• **PROBLEM TO SOLVE**
Below are some records; return each one exactly.

Start of RECORDS PROVIDED

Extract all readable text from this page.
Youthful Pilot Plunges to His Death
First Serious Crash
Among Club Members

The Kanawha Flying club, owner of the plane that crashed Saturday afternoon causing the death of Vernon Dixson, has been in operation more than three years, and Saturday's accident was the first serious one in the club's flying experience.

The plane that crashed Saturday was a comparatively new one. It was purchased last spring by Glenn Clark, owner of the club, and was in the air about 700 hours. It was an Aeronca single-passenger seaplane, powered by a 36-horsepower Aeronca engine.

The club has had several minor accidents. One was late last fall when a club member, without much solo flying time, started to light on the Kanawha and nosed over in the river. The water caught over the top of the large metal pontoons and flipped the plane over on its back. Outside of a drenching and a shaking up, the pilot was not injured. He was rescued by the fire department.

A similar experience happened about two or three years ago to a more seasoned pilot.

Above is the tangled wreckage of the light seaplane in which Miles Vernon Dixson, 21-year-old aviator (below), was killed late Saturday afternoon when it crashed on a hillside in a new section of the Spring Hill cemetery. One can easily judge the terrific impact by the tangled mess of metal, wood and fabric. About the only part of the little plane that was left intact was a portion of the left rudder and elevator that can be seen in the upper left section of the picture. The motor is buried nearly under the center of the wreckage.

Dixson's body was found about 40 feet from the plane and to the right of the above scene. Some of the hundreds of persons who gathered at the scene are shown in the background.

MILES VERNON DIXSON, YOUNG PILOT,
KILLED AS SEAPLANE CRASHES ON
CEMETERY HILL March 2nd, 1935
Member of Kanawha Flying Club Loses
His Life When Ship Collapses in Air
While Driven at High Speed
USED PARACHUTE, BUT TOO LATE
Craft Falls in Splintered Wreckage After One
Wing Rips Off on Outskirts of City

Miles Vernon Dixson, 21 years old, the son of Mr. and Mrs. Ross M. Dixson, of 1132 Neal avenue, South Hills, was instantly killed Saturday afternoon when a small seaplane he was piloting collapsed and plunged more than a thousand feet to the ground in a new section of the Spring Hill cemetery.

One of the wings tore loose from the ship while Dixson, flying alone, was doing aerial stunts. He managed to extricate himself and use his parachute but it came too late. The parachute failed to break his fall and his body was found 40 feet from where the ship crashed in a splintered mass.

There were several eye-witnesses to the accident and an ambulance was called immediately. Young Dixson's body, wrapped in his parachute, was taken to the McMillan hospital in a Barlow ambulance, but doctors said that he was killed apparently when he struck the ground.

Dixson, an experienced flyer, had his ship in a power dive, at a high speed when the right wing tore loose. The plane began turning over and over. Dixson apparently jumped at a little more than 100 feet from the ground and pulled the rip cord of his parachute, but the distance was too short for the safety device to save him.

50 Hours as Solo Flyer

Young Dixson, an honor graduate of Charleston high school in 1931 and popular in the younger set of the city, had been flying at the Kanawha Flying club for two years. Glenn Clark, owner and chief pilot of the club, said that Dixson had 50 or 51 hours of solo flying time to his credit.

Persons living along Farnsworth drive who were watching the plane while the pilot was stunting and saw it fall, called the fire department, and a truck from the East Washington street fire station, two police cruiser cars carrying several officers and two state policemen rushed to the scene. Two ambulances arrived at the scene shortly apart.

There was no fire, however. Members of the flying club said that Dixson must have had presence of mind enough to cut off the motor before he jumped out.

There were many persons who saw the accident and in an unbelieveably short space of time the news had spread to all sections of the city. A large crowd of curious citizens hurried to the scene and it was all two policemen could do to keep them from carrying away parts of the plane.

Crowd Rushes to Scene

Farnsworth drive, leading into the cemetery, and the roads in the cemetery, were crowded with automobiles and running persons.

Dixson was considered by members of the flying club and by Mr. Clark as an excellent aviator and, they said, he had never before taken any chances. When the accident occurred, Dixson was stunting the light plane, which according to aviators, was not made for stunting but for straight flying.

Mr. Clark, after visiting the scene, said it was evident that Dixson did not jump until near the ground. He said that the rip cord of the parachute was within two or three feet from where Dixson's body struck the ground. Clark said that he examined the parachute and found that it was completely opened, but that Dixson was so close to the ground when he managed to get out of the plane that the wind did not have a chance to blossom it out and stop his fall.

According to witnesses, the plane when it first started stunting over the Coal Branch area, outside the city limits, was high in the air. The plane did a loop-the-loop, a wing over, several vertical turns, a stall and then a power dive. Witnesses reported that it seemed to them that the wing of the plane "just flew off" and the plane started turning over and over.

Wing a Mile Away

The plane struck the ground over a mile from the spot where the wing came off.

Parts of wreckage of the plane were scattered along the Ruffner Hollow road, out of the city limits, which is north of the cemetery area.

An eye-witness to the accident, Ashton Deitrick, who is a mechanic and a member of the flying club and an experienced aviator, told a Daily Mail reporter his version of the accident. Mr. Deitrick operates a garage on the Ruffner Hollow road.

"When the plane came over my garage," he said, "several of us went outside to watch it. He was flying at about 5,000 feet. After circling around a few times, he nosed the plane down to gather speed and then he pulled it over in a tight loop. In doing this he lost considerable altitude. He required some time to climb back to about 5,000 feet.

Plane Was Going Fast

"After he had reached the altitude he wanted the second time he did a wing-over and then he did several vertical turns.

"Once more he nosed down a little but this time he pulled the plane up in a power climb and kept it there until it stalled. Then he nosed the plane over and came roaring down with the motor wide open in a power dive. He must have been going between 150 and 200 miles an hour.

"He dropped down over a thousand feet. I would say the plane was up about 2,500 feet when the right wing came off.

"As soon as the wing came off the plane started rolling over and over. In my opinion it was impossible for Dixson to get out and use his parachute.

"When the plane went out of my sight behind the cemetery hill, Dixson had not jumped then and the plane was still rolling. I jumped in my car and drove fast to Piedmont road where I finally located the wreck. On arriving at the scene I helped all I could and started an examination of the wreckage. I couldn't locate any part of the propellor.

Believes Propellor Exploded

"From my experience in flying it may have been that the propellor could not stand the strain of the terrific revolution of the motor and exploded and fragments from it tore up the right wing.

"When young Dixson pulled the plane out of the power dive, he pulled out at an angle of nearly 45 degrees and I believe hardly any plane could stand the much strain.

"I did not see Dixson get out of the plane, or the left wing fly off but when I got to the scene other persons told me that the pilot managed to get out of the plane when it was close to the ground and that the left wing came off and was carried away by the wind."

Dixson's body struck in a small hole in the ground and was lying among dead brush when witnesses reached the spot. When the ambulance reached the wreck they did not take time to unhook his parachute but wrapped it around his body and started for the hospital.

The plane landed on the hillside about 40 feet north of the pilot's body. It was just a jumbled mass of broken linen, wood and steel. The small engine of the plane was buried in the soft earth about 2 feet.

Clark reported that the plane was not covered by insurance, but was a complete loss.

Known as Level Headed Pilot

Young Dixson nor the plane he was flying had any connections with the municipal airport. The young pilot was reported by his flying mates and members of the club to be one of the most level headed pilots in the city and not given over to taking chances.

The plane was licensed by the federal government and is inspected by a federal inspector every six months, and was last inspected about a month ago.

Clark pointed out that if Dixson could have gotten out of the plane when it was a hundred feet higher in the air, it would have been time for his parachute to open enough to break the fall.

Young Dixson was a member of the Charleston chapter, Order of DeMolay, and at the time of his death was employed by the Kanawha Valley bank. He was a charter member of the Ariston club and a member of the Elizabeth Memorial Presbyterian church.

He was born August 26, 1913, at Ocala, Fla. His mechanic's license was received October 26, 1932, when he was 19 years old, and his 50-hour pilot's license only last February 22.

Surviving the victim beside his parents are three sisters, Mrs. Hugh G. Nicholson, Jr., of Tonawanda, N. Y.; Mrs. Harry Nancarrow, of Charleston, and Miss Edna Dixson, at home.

End of RECORDS PROVIDED

• **ANSWER TO THIS EXERCISE**
Extract all readable text from this page.
Youthful Pilot Plunges to His Death
First Serious Crash
Among Club Members

The Kanawha Flying club, owner of the plane that crashed Saturday afternoon causing the death of Vernon Dixson, has been in operation more than three years, and Saturday's accident was the first serious one in the club's flying experience.

The plane that crashed Saturday was a comparatively new one. It was purchased last spring by Glenn Clark, owner of the club, and was in the air about 700 hours. It was an Aeronca single-passenger seaplane, powered by a 36-horsepower Aeronca engine.

The club has had several minor accidents. One was late last fall when a club member, without much solo flying time, started to light on the Kanawha and nosed over in the river. The water caught over the top of the large metal pontoons and flipped the plane over on its back. Outside of a drenching and a shaking up, the pilot was not injured. He was rescued by the fire department.

A similar experience happened about two or three years ago to a more seasoned pilot.

Above is the tangled wreckage of the light seaplane in which Miles Vernon Dixson, 21-year-old aviator (below), was killed late Saturday afternoon when it crashed on a hillside in a new section of the Spring Hill cemetery. One can easily judge the terrific impact by the tangled mess of metal, wood and fabric. About the only part of the little plane that was left intact was a portion of the left rudder and elevator that can be seen in the upper left section of the picture. The motor is buried nearly under the center of the wreckage.

Dixson's body was found about 40 feet from the plane and to the right of the above scene. Some of the hundreds of persons who gathered at the scene are shown in the background.

MILES VERNON DIXSON, YOUNG PILOT,
KILLED AS SEAPLANE CRASHES ON
CEMETERY HILL March 2nd, 1935
Member of Kanawha Flying Club Loses
His Life When Ship Collapses in Air
While Driven at High Speed
USED PARACHUTE, BUT TOO LATE
Craft Falls in Splintered Wreckage After One
Wing Rips Off on Outskirts of City

Miles Vernon Dixson, 21 years old, the son of Mr. and Mrs. Ross M. Dixson, of 1132 Neal avenue, South Hills, was instantly killed Saturday afternoon when a small seaplane he was piloting collapsed and plunged more than a thousand feet to the ground in a new section of the Spring Hill cemetery.

One of the wings tore loose from the ship while Dixson, flying alone, was doing aerial stunts. He managed to extricate himself and use his parachute but it came too late. The parachute failed to break his fall and his body was found 40 feet from where the ship crashed in a splintered mass.

There were several eye-witnesses to the accident and an ambulance was called immediately. Young Dixson's body, wrapped in his parachute, was taken to the McMillan hospital in a Barlow ambulance, but doctors said that he was killed apparently when he struck the ground.

Dixson, an experienced flyer, had his ship in a power dive, at a high speed when the right wing tore loose. The plane began turning over and over. Dixson apparently jumped at a little more than 100 feet from the ground and pulled the rip cord of his parachute, but the distance was too short for the safety device to save him.

50 Hours as Solo Flyer

Young Dixson, an honor graduate of Charleston high school in 1931 and popular in the younger set of the city, had been flying at the Kanawha Flying club for two years. Glenn Clark, owner and chief pilot of the club, said that Dixson had 50 or 51 hours of solo flying time to his credit.

Persons living along Farnsworth drive who were watching the plane while the pilot was stunting and saw it fall, called the fire department, and a truck from the East Washington street fire station, two police cruiser cars carrying several officers and two state policemen rushed to the scene. Two ambulances arrived at the scene shortly apart.

There was no fire, however. Members of the flying club said that Dixson must have had presence of mind enough to cut off the motor before he jumped out.

There were many persons who saw the accident and in an unbelieveably short space of time the news had spread to all sections of the city. A large crowd of curious citizens hurried to the scene and it was all two policemen could do to keep them from carrying away parts of the plane.

Crowd Rushes to Scene

Farnsworth drive, leading into the cemetery, and the roads in the cemetery, were crowded with automobiles and running persons.

Dixson was considered by members of the flying club and by Mr. Clark as an excellent aviator and, they said, he had never before taken any chances. When the accident occurred, Dixson was stunting the light plane, which according to aviators, was not made for stunting but for straight flying.

Mr. Clark, after visiting the scene, said it was evident that Dixson did not jump until near the ground. He said that the rip cord of the parachute was within two or three feet from where Dixson's body struck the ground. Clark said that he examined the parachute and found that it was completely opened, but that Dixson was so close to the ground when he managed to get out of the plane that the wind did not have a chance to blossom it out and stop his fall.

According to witnesses, the plane when it first started stunting over the Coal Branch area, outside the city limits, was high in the air. The plane did a loop-the-loop, a wing over, several vertical turns, a stall and then a power dive. Witnesses reported that it seemed to them that the wing of the plane "just flew off" and the plane started turning over and over.

Wing a Mile Away

The plane struck the ground over a mile from the spot where the wing came off.

Parts of wreckage of the plane were scattered along the Ruffner Hollow road, out of the city limits, which is north of the cemetery area.

An eye-witness to the accident, Ashton Deitrick, who is a mechanic and a member of the flying club and an experienced aviator, told a Daily Mail reporter his version of the accident. Mr. Deitrick operates a garage on the Ruffner Hollow road.

"When the plane came over my garage," he said, "several of us went outside to watch it. He was flying at about 5,000 feet. After circling around a few times, he nosed the plane down to gather speed and then he pulled it over in a tight loop. In doing this he lost considerable altitude. He required some time to climb back to about 5,000 feet.

Plane Was Going Fast

"After he had reached the altitude he wanted the second time he did a wing-over and then he did several vertical turns.

"Once more he nosed down a little but this time he pulled the plane up in a power climb and kept it there until it stalled. Then he nosed the plane over and came roaring down with the motor wide open in a power dive. He must have been going between 150 and 200 miles an hour.

"He dropped down over a thousand feet. I would say the plane was up about 2,500 feet when the right wing came off.

"As soon as the wing came off the plane started rolling over and over. In my opinion it was impossible for Dixson to get out and use his parachute.

"When the plane went out of my sight behind the cemetery hill, Dixson had not jumped then and the plane was still rolling. I jumped in my car and drove fast to Piedmont road where I finally located the wreck. On arriving at the scene I helped all I could and started an examination of the wreckage. I couldn't locate any part of the propellor.

Believes Propellor Exploded

"From my experience in flying it may have been that the propellor could not stand the strain of the terrific revolution of the motor and exploded and fragments from it tore up the right wing.

"When young Dixson pulled the plane out of the power dive, he pulled out at an angle of nearly 45 degrees and I believe hardly any plane could stand the much strain.

"I did not see Dixson get out of the plane, or the left wing fly off but when I got to the scene other persons told me that the pilot managed to get out of the plane when it was close to the ground and that the left wing came off and was carried away by the wind."

Dixson's body struck in a small hole in the ground and was lying among dead brush when witnesses reached the spot. When the ambulance reached the wreck they did not take time to unhook his parachute but wrapped it around his body and started for the hospital.

The plane landed on the hillside about 40 feet north of the pilot's body. It was just a jumbled mass of broken linen, wood and steel. The small engine of the plane was buried in the soft earth about 2 feet.

Clark reported that the plane was not covered by insurance, but was a complete loss.

Known as Level Headed Pilot

Young Dixson nor the plane he was flying had any connections with the municipal airport. The young pilot was reported by his flying mates and members of the club to be one of the most level headed pilots in the city and not given over to taking chances.

The plane was licensed by the federal government and is inspected by a federal inspector every six months, and was last inspected about a month ago.

Clark pointed out that if Dixson could have gotten out of the plane when it was a hundred feet higher in the air, it would have been time for his parachute to open enough to break the fall.

Young Dixson was a member of the Charleston chapter, Order of DeMolay, and at the time of his death was employed by the Kanawha Valley bank. He was a charter member of the Ariston club and a member of the Elizabeth Memorial Presbyterian church.

He was born August 26, 1913, at Ocala, Fla. His mechanic's license was received October 26, 1932, when he was 19 years old, and his 50-hour pilot's license only last February 22.

Surviving the victim beside his parents are three sisters, Mrs. Hugh G. Nicholson, Jr., of Tonawanda, N. Y.; Mrs. Harry Nancarrow, of Charleston, and Miss Edna Dixson, at home.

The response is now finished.